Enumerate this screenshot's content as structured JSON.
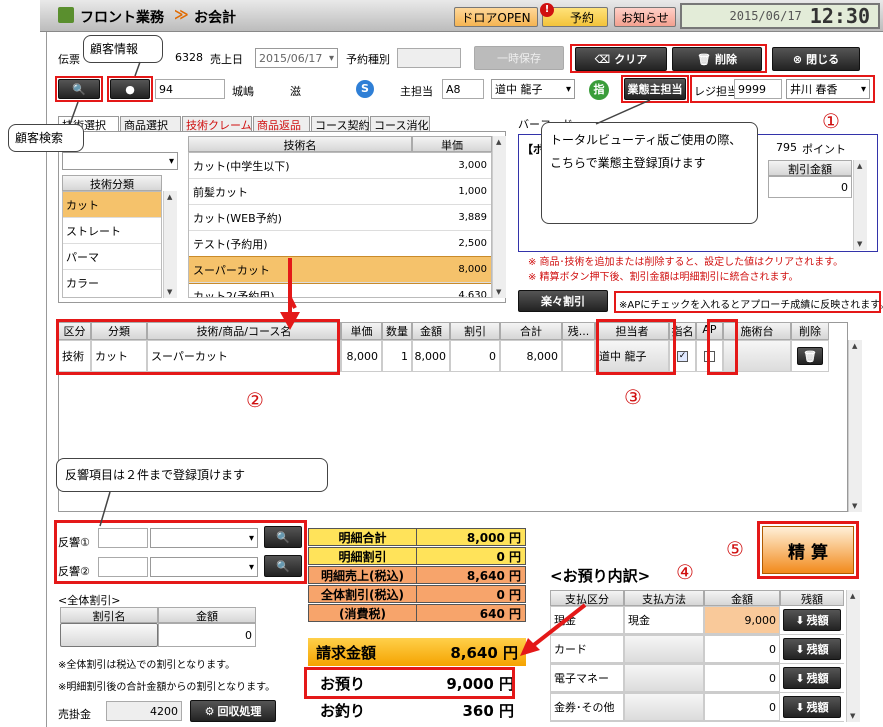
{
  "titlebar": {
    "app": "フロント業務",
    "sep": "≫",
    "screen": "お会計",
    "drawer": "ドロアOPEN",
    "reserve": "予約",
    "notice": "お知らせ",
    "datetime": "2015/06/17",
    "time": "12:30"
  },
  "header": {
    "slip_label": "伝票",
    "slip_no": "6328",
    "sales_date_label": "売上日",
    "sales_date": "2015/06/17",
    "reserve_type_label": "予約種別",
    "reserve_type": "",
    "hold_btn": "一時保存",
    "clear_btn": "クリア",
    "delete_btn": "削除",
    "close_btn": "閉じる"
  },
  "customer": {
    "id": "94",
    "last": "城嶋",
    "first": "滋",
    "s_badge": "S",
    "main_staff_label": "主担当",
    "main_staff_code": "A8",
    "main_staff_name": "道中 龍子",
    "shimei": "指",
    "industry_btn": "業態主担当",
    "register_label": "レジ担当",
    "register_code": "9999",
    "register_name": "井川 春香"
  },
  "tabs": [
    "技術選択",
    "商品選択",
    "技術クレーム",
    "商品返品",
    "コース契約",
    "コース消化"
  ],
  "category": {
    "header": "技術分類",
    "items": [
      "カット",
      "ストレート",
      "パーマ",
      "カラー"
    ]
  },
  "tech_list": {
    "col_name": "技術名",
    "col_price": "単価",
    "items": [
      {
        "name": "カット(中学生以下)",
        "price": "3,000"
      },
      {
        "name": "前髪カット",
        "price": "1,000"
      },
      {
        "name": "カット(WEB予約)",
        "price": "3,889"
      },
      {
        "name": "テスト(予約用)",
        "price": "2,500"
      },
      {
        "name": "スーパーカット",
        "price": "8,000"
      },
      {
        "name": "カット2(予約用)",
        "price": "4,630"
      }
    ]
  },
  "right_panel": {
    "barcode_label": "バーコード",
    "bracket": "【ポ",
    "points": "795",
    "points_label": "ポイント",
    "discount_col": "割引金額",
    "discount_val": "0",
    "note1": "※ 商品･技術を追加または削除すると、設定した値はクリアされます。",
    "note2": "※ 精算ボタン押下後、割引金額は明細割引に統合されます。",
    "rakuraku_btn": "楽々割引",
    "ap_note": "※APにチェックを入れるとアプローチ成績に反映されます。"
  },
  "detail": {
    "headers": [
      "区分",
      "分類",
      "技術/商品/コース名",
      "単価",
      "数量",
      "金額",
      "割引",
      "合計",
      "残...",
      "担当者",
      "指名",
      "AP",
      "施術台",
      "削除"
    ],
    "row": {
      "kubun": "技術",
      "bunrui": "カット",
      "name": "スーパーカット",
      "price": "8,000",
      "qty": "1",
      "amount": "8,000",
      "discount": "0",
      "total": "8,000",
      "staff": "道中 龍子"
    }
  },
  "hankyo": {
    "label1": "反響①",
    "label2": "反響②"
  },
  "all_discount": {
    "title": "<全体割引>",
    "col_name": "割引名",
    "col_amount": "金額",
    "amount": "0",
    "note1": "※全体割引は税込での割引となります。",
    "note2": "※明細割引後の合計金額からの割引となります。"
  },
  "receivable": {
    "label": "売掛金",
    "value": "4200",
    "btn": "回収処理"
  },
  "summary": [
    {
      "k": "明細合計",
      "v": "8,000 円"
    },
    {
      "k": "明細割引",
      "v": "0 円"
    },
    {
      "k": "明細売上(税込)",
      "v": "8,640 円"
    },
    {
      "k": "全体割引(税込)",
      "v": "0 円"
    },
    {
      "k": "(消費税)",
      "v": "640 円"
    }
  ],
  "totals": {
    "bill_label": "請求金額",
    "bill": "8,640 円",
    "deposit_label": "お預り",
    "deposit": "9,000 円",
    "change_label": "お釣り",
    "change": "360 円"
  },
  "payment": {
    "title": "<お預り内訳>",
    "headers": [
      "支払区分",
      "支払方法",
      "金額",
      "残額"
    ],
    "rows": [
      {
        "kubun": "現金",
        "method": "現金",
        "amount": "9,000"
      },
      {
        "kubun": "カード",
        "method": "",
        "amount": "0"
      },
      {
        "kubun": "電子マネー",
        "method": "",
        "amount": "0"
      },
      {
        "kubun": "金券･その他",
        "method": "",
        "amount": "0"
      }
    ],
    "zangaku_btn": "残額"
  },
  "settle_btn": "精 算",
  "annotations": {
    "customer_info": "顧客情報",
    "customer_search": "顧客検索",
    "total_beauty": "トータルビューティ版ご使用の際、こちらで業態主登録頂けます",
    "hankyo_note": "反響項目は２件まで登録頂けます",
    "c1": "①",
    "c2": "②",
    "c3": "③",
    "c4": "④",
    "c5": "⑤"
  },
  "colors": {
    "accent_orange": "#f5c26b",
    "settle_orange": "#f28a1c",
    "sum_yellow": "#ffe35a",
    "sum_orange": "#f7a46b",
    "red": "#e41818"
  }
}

________________________

■ WORK REQUIRED
The listing above needs to be output again exactly. Don't include the pictures.

■ TASK OUTPUT
Enumerate this screenshot's content as structured JSON.
{
  "titlebar": {
    "app": "フロント業務",
    "sep": "≫",
    "screen": "お会計",
    "drawer": "ドロアOPEN",
    "reserve": "予約",
    "notice": "お知らせ",
    "datetime": "2015/06/17",
    "time": "12:30"
  },
  "header": {
    "slip_label": "伝票",
    "slip_no": "6328",
    "sales_date_label": "売上日",
    "sales_date": "2015/06/17",
    "reserve_type_label": "予約種別",
    "reserve_type": "",
    "hold_btn": "一時保存",
    "clear_btn": "クリア",
    "delete_btn": "削除",
    "close_btn": "閉じる"
  },
  "customer": {
    "id": "94",
    "last": "城嶋",
    "first": "滋",
    "s_badge": "S",
    "main_staff_label": "主担当",
    "main_staff_code": "A8",
    "main_staff_name": "道中 龍子",
    "shimei": "指",
    "industry_btn": "業態主担当",
    "register_label": "レジ担当",
    "register_code": "9999",
    "register_name": "井川 春香"
  },
  "tabs": [
    "技術選択",
    "商品選択",
    "技術クレーム",
    "商品返品",
    "コース契約",
    "コース消化"
  ],
  "category": {
    "header": "技術分類",
    "items": [
      "カット",
      "ストレート",
      "パーマ",
      "カラー"
    ]
  },
  "tech_list": {
    "col_name": "技術名",
    "col_price": "単価",
    "items": [
      {
        "name": "カット(中学生以下)",
        "price": "3,000"
      },
      {
        "name": "前髪カット",
        "price": "1,000"
      },
      {
        "name": "カット(WEB予約)",
        "price": "3,889"
      },
      {
        "name": "テスト(予約用)",
        "price": "2,500"
      },
      {
        "name": "スーパーカット",
        "price": "8,000"
      },
      {
        "name": "カット2(予約用)",
        "price": "4,630"
      }
    ]
  },
  "right_panel": {
    "barcode_label": "バーコード",
    "bracket": "【ポ",
    "points": "795",
    "points_label": "ポイント",
    "discount_col": "割引金額",
    "discount_val": "0",
    "note1": "※ 商品･技術を追加または削除すると、設定した値はクリアされます。",
    "note2": "※ 精算ボタン押下後、割引金額は明細割引に統合されます。",
    "rakuraku_btn": "楽々割引",
    "ap_note": "※APにチェックを入れるとアプローチ成績に反映されます。"
  },
  "detail": {
    "headers": [
      "区分",
      "分類",
      "技術/商品/コース名",
      "単価",
      "数量",
      "金額",
      "割引",
      "合計",
      "残...",
      "担当者",
      "指名",
      "AP",
      "施術台",
      "削除"
    ],
    "row": {
      "kubun": "技術",
      "bunrui": "カット",
      "name": "スーパーカット",
      "price": "8,000",
      "qty": "1",
      "amount": "8,000",
      "discount": "0",
      "total": "8,000",
      "staff": "道中 龍子"
    }
  },
  "hankyo": {
    "label1": "反響①",
    "label2": "反響②"
  },
  "all_discount": {
    "title": "<全体割引>",
    "col_name": "割引名",
    "col_amount": "金額",
    "amount": "0",
    "note1": "※全体割引は税込での割引となります。",
    "note2": "※明細割引後の合計金額からの割引となります。"
  },
  "receivable": {
    "label": "売掛金",
    "value": "4200",
    "btn": "回収処理"
  },
  "summary": [
    {
      "k": "明細合計",
      "v": "8,000 円"
    },
    {
      "k": "明細割引",
      "v": "0 円"
    },
    {
      "k": "明細売上(税込)",
      "v": "8,640 円"
    },
    {
      "k": "全体割引(税込)",
      "v": "0 円"
    },
    {
      "k": "(消費税)",
      "v": "640 円"
    }
  ],
  "totals": {
    "bill_label": "請求金額",
    "bill": "8,640 円",
    "deposit_label": "お預り",
    "deposit": "9,000 円",
    "change_label": "お釣り",
    "change": "360 円"
  },
  "payment": {
    "title": "<お預り内訳>",
    "headers": [
      "支払区分",
      "支払方法",
      "金額",
      "残額"
    ],
    "rows": [
      {
        "kubun": "現金",
        "method": "現金",
        "amount": "9,000"
      },
      {
        "kubun": "カード",
        "method": "",
        "amount": "0"
      },
      {
        "kubun": "電子マネー",
        "method": "",
        "amount": "0"
      },
      {
        "kubun": "金券･その他",
        "method": "",
        "amount": "0"
      }
    ],
    "zangaku_btn": "残額"
  },
  "settle_btn": "精 算",
  "annotations": {
    "customer_info": "顧客情報",
    "customer_search": "顧客検索",
    "total_beauty": "トータルビューティ版ご使用の際、こちらで業態主登録頂けます",
    "hankyo_note": "反響項目は２件まで登録頂けます",
    "c1": "①",
    "c2": "②",
    "c3": "③",
    "c4": "④",
    "c5": "⑤"
  },
  "colors": {
    "accent_orange": "#f5c26b",
    "settle_orange": "#f28a1c",
    "sum_yellow": "#ffe35a",
    "sum_orange": "#f7a46b",
    "red": "#e41818"
  }
}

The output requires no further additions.